Quote every line as given.

** Start Data for processing **

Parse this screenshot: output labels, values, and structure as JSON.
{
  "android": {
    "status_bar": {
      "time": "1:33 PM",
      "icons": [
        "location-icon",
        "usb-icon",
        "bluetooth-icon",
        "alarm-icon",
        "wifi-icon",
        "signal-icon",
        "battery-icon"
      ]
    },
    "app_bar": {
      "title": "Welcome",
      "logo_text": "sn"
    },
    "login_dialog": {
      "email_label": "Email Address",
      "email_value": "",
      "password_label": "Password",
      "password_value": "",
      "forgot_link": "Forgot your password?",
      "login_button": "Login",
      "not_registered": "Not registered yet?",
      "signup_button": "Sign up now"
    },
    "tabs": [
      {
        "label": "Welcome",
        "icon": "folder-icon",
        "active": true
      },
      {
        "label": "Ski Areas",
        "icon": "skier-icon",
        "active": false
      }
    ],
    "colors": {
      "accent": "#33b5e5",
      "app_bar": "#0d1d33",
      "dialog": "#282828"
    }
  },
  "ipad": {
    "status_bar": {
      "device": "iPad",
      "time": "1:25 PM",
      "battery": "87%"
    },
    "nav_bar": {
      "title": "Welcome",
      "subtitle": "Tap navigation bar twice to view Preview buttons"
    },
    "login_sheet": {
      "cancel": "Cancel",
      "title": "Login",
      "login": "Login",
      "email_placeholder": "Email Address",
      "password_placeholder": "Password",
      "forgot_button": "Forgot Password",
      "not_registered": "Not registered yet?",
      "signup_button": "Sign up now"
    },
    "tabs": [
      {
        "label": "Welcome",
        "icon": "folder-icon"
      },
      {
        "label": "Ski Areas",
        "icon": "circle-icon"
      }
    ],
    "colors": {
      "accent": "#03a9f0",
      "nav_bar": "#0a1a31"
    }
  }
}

** End Data for processing **

Problem solution →
Parse this screenshot: output labels, values, and structure as JSON.
{
  "android": {
    "status_bar": {
      "time": "1:33 PM",
      "icons": [
        "location-icon",
        "usb-icon",
        "bluetooth-icon",
        "alarm-icon",
        "wifi-icon",
        "signal-icon",
        "battery-icon"
      ]
    },
    "app_bar": {
      "title": "Welcome",
      "logo_text": "sn"
    },
    "login_dialog": {
      "email_label": "Email Address",
      "email_value": "",
      "password_label": "Password",
      "password_value": "",
      "forgot_link": "Forgot your password?",
      "login_button": "Login",
      "not_registered": "Not registered yet?",
      "signup_button": "Sign up now"
    },
    "tabs": [
      {
        "label": "Welcome",
        "icon": "folder-icon",
        "active": true
      },
      {
        "label": "Ski Areas",
        "icon": "skier-icon",
        "active": false
      }
    ],
    "colors": {
      "accent": "#33b5e5",
      "app_bar": "#0d1d33",
      "dialog": "#282828"
    }
  },
  "ipad": {
    "status_bar": {
      "device": "iPad",
      "time": "1:25 PM",
      "battery": "87%"
    },
    "nav_bar": {
      "title": "Welcome",
      "subtitle": "Tap navigation bar twice to view Preview buttons"
    },
    "login_sheet": {
      "cancel": "Cancel",
      "title": "Login",
      "login": "Login",
      "email_placeholder": "Email Address",
      "password_placeholder": "Password",
      "forgot_button": "Forgot Password",
      "not_registered": "Not registered yet?",
      "signup_button": "Sign up now"
    },
    "tabs": [
      {
        "label": "Welcome",
        "icon": "folder-icon"
      },
      {
        "label": "Ski Areas",
        "icon": "circle-icon"
      }
    ],
    "colors": {
      "accent": "#03a9f0",
      "nav_bar": "#0a1a31"
    }
  }
}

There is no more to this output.